Required task
Retype the material below. Keep every word exactly as it is.

Supplied material
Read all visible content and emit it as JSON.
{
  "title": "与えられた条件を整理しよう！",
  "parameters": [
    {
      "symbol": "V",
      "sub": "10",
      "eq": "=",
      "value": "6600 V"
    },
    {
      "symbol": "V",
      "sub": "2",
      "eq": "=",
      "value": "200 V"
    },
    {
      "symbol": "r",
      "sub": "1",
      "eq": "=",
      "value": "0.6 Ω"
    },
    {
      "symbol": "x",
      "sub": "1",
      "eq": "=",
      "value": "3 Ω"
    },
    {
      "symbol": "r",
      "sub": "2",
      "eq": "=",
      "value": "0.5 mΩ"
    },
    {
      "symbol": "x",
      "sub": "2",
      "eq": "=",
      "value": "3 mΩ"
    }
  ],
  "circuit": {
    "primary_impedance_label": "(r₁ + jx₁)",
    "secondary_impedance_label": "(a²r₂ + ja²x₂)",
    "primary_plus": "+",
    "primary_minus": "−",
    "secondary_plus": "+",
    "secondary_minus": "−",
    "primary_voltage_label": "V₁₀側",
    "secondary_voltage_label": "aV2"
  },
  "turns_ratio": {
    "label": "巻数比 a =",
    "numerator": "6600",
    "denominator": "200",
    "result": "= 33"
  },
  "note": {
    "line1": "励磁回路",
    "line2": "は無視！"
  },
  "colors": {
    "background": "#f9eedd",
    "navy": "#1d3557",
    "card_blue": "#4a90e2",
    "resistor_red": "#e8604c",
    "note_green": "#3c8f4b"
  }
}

Task output
Read all visible content and emit it as JSON.
{
  "title": "与えられた条件を整理しよう！",
  "parameters": [
    {
      "symbol": "V",
      "sub": "10",
      "eq": "=",
      "value": "6600 V"
    },
    {
      "symbol": "V",
      "sub": "2",
      "eq": "=",
      "value": "200 V"
    },
    {
      "symbol": "r",
      "sub": "1",
      "eq": "=",
      "value": "0.6 Ω"
    },
    {
      "symbol": "x",
      "sub": "1",
      "eq": "=",
      "value": "3 Ω"
    },
    {
      "symbol": "r",
      "sub": "2",
      "eq": "=",
      "value": "0.5 mΩ"
    },
    {
      "symbol": "x",
      "sub": "2",
      "eq": "=",
      "value": "3 mΩ"
    }
  ],
  "circuit": {
    "primary_impedance_label": "(r₁ + jx₁)",
    "secondary_impedance_label": "(a²r₂ + ja²x₂)",
    "primary_plus": "+",
    "primary_minus": "−",
    "secondary_plus": "+",
    "secondary_minus": "−",
    "primary_voltage_label": "V₁₀側",
    "secondary_voltage_label": "aV2"
  },
  "turns_ratio": {
    "label": "巻数比 a =",
    "numerator": "6600",
    "denominator": "200",
    "result": "= 33"
  },
  "note": {
    "line1": "励磁回路",
    "line2": "は無視！"
  },
  "colors": {
    "background": "#f9eedd",
    "navy": "#1d3557",
    "card_blue": "#4a90e2",
    "resistor_red": "#e8604c",
    "note_green": "#3c8f4b"
  }
}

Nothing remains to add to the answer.